* TEXTO APRESENTADO *
::::

Os Três Patetas: divertida homenagem aos reis da comédia pastelão

Cena do filme Os Três Patetas
Os Três Patetas: direção de Peter e Bobby Farrelly

INCRÍVEL COMO O TRIO SE ENQUADROU BEM NA TV

Tinha 9 anos e isso foi lá em 1969. Naquela tarde, estava na frente da televisão, aquela caixa valvulada que ficava na sala de estar e tinha uma tela em preto-e-branco. Distraía-me com as imagens chuviscadas de baixa resolução, quando o aparelho deixou de funcionar. Minha mãe chamou o técnico, que prometeu uma visita para aquela mesma tarde. Ela, porém, precisou sair. Quando o técnico deu as caras, estava sozinho em casa. Mostrei-lhe o aparelho e em poucos minutos apresentou o diagnóstico: havia uma válvula queimada que precisava ser substituída. Que droga! O sujeito chegou a me dar o preço em cruzeiros novos.
        Aterrorizado com a possibilidade de ver meu pai chegando do trabalho à noite, só para esbravejar furioso diante da televisão quebrada, não pensei duas vezes. Fui até a gaveta da cômoda, onde minha mãe escondera o dinheiro dado por minha avó para comprar os presentes de Natal – meu e dos meus irmãos mais novos. Coloquei tudo na mão do técnico, nota por nota. O sujeito hesitou, como se estivesse enfrentando um dilema moral, mas embolsou a grana. Tirou uma válvula da maleta e pronto! Fez a televisão ressuscitar dos mortos.
        Quem ficou furiosa foi minha mãe. Meus irmãos, então... Foi uma choradeira! Meu pai nem ficou sabendo. Enquanto minha mãe preparava o jantar, ele se sentou no sofá para acompanhar “mais uma sessão de bom-humor e gargalhadas com Os Três Patetas, o trio mais biruta da tela”. Vendo meu pai relaxando em risadas, enquanto soltava fumaça do cachimbo, percebi o quanto aqueles três idiotas destrambelhados já não tinham a menor graça. Não valiam nossos presentes de Natal. Seus episódios repetidos à exaustão eram uma sucessão de mesmices. Velhas e emboloradas.
        Os Três Patetas eram uma constante na programação da TV. No final dos anos 1950, seus curtas produzidos para as salas de cinema foram empacotados para as telinhas, onde moraram por décadas. Com um estilo cômico desleixado e raso, miravam as gargalhadas ligeiras, sem entregar sutilezas nem tiradas espirituais. Havia o humor refinado e inteligente de Charlie Chaplin, Buster Keaton e Harold Lloyd, e havia a bagunça de Moe, Larry e Curly. O trio fazia uma comédia pastelão, repleta de gírias e tiradas absurdas que conversavam fluentes com o público mais... popular. Um cinéfilo exigente empurraria o humor do trio lá para o final da lista, mas jamais cometeria o sacrilégio de ignorá-los. Os três conquistaram um espaço na sétima arte.
        Os irmãos Farrelly, Peter e Bobby, certamente reconheceram a relevância do trio. Mais conhecidos por suas comédias escrachadas, como Debi & Loide e Quem Vai Ficar com Mary?, realizaram a proeza de trazer Moe, Larry e Curly de volta aos cinemas em 2012, dirigindo Os Três Patelas. O longa recria – com assombrosa acuidade visual – as loucuras que ficaram na memória de seguidas gerações de telespectadores. É um filme divertido, bem realizado e original, já que conta uma história “biográfica” dos personagens, trazendo os “fatos” para os dias atuais.

::::

* TRECHOS DOS DADOS *

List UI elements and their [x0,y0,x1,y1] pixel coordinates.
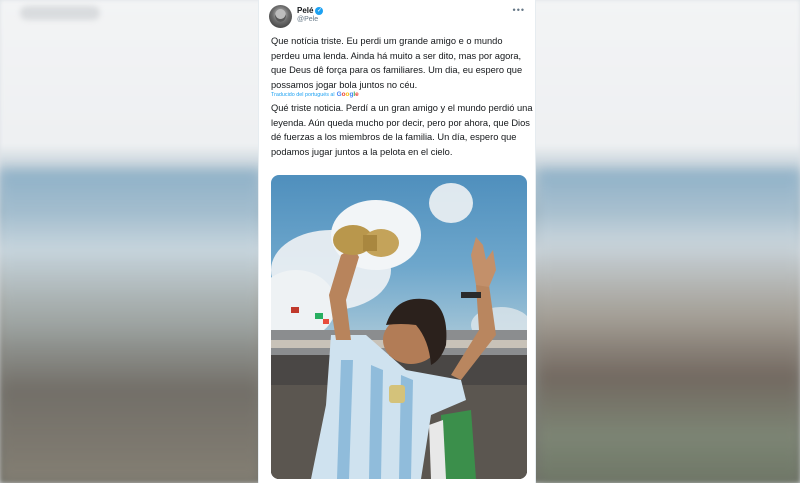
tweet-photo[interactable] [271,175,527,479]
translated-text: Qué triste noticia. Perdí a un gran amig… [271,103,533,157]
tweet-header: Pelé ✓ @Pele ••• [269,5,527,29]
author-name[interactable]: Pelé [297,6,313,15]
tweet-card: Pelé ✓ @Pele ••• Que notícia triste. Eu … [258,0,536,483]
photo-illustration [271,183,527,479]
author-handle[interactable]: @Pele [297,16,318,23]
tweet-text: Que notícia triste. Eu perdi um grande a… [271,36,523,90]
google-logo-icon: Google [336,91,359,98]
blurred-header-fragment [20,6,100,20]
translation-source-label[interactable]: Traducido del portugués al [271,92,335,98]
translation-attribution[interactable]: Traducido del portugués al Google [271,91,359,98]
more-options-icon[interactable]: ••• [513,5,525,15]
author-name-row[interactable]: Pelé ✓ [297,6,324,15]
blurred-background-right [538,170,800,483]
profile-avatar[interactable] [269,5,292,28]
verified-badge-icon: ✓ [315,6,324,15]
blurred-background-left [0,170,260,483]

::::

* INSTRUÇÕES DE TRABALHO *
**a.** Transcreva o trecho do texto sobre Os Três Patetas começando em "Quem ficou furiosa" e seguindo até "Velhas e emboloradas.".
**b.** Diga se cada afirmação a seguir concorda com o texto sobre Os Três Patetas, respondendo sim ou não e citando literalmente as palavras do texto que decidem a resposta. (i) Quem narra tinha 9 anos em 1969. (ii) O pai de quem narra descobriu que o dinheiro dos presentes de Natal pagou o conserto da televisão. (iii) Os irmãos Farrelly levaram Moe, Larry e Curly de volta aos cinemas em 2012.

* TAREFAS RESOLVIDAS *
**a.**
Quem ficou furiosa foi minha mãe. Meus irmãos, então... Foi uma choradeira! Meu pai nem ficou sabendo. Enquanto minha mãe preparava o jantar, ele se sentou no sofá para acompanhar “mais uma sessão de bom-humor e gargalhadas com Os Três Patetas, o trio mais biruta da tela”. Vendo meu pai relaxando em risadas, enquanto soltava fumaça do cachimbo, percebi o quanto aqueles três idiotas destrambelhados já não tinham a menor graça. Não valiam nossos presentes de Natal. Seus episódios repetidos à exaustão eram uma sucessão de mesmices. Velhas e emboloradas.

**b.**
(i) Sim: "Tinha 9 anos e isso foi lá em 1969."
(ii) Não: "Meu pai nem ficou sabendo."
(iii) Sim: "realizaram a proeza de trazer Moe, Larry e Curly de volta aos cinemas em 2012"